▸ **The request**
Search the data for the word "البساتين" and copy every line that contains it.

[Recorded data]
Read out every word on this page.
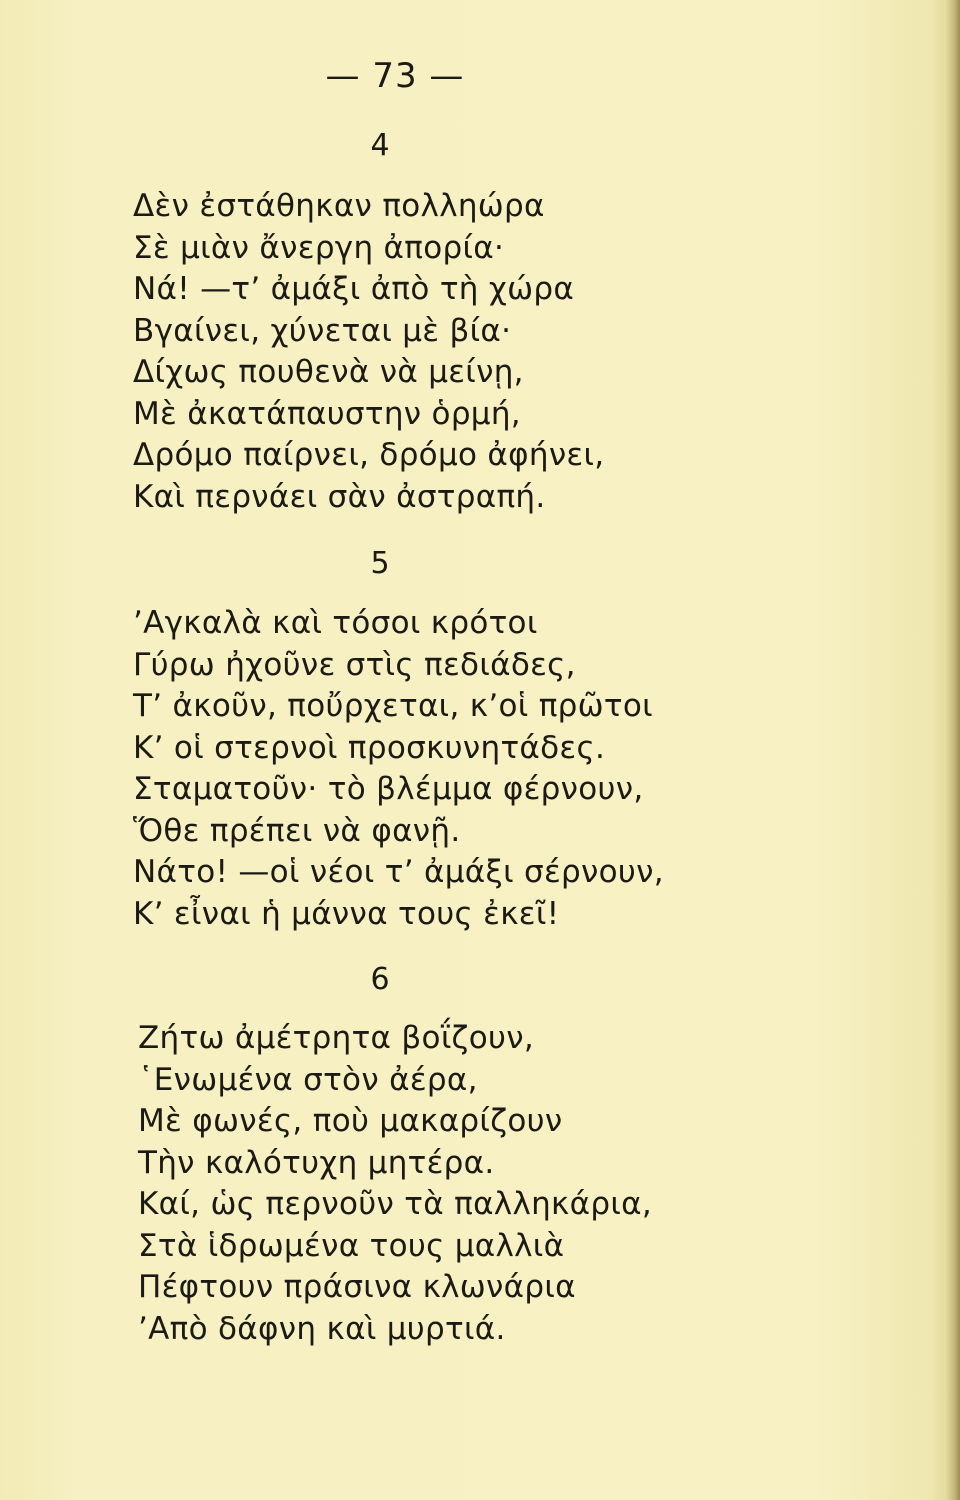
— 73 —
4
Δὲν ἐστάθηκαν πολληώρα
Σὲ μιὰν ἄνεργη ἀπορία·
Νά! —τ’ ἀμάξι ἀπὸ τὴ χώρα
Βγαίνει, χύνεται μὲ βία·
Δίχως πουθενὰ νὰ μείνῃ,
Μὲ ἀκατάπαυστην ὁρμή,
Δρόμο παίρνει, δρόμο ἀφήνει,
Καὶ περνάει σὰν ἀστραπή.
5
’Αγκαλὰ καὶ τόσοι κρότοι
Γύρω ἠχοῦνε στὶς πεδιάδες,
Τ’ ἀκοῦν, ποὔρχεται, κ’οἱ πρῶτοι
Κ’ οἱ στερνοὶ προσκυνητάδες.
Σταματοῦν· τὸ βλέμμα φέρνουν,
Ὅθε πρέπει νὰ φανῇ.
Νάτο! —οἱ νέοι τ’ ἀμάξι σέρνουν,
Κ’ εἶναι ἡ μάννα τους ἐκεῖ!
6
Ζήτω ἀμέτρητα βοΐζουν,
῾Ενωμένα στὸν ἀέρα,
Μὲ φωνές, ποὺ μακαρίζουν
Τὴν καλότυχη μητέρα.
Καί, ὡς περνοῦν τὰ παλληκάρια,
Στὰ ἱδρωμένα τους μαλλιὰ
Πέφτουν πράσινα κλωνάρια
’Απὸ δάφνη καὶ μυρτιά.
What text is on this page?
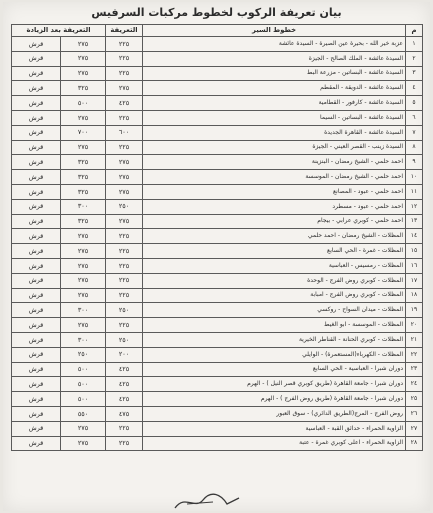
بيان تعريفة الركوب لخطوط مركبات السرفيس
م	خطوط السير	التعريفة	التعريفة بعد الزيادة	
١	عزبة خير الله - بحيرة عين الصيرة - السيدة عائشة	٢٢٥	٢٧٥	قرش
٢	السيدة عائشة - الملك الصالح - الجيزة	٢٢٥	٢٧٥	قرش
٣	السيدة عائشة - البساتين - مزرعة البط	٢٢٥	٢٧٥	قرش
٤	السيدة عائشة - الدويقة - المقطم	٢٧٥	٣٢٥	قرش
٥	السيدة عائشة - كارفور - القطامية	٤٢٥	٥٠٠	قرش
٦	السيدة عائشة - البساتين - السيما	٢٢٥	٢٧٥	قرش
٧	السيدة عائشة - القاهرة الجديدة	٦٠٠	٧٠٠	قرش
٨	السيدة زينب - القصر العيني - الجيزة	٢٢٥	٢٧٥	قرش
٩	احمد حلمي - الشيخ رمضان - البنزينة	٢٧٥	٣٢٥	قرش
١٠	احمد حلمي - الشيخ رمضان - الموسسة	٢٧٥	٣٢٥	قرش
١١	احمد حلمي - عبود - المصانع	٢٧٥	٣٢٥	قرش
١٢	احمد حلمي - عبود - مسطرد	٢٥٠	٣٠٠	قرش
١٣	احمد حلمي - كوبري عرابي - بيجام	٢٧٥	٣٢٥	قرش
١٤	المظلات - الشيخ رمضان - احمد حلمي	٢٢٥	٢٧٥	قرش
١٥	المظلات - غمرة - الحي السابع	٢٢٥	٢٧٥	قرش
١٦	المظلات - رمسيس - العباسية	٢٢٥	٢٧٥	قرش
١٧	المظلات - كوبري روض الفرج - الوحدة	٢٢٥	٢٧٥	قرش
١٨	المظلات - كوبري روض الفرج - امبابة	٢٢٥	٢٧٥	قرش
١٩	المظلات - ميدان السواح - روكسي	٢٥٠	٣٠٠	قرش
٢٠	المظلات - الموسسة - ابو الغيط	٢٢٥	٢٧٥	قرش
٢١	المظلات - كوبري الحنانة - القناطر الخيرية	٢٥٠	٣٠٠	قرش
٢٢	المظلات - الكهرباء(المستعمرة) - الوايلي	٢٠٠	٢٥٠	قرش
٢٣	دوران شبرا - العباسية - الحي السابع	٤٢٥	٥٠٠	قرش
٢٤	دوران شبرا - جامعة القاهرة (طريق كوبري قصر النيل ) - الهرم	٤٢٥	٥٠٠	قرش
٢٥	دوران شبرا - جامعة القاهرة (طريق روض الفرج ) - الهرم	٤٢٥	٥٠٠	قرش
٢٦	روض الفرج - المرج(الطريق الدائري) - سوق العبور	٤٧٥	٥٥٠	قرش
٢٧	الزاوية الحمراء - حدائق القبة - العباسية	٢٢٥	٢٧٥	قرش
٢٨	الزاوية الحمراء - اعلى كوبري غمرة - عتبة	٢٢٥	٢٧٥	قرش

▸ **Solution for this task**
٣	السيدة عائشة - البساتين - مزرعة البط	٢٢٥	٢٧٥	قرش
٦	السيدة عائشة - البساتين - السيما	٢٢٥	٢٧٥	قرش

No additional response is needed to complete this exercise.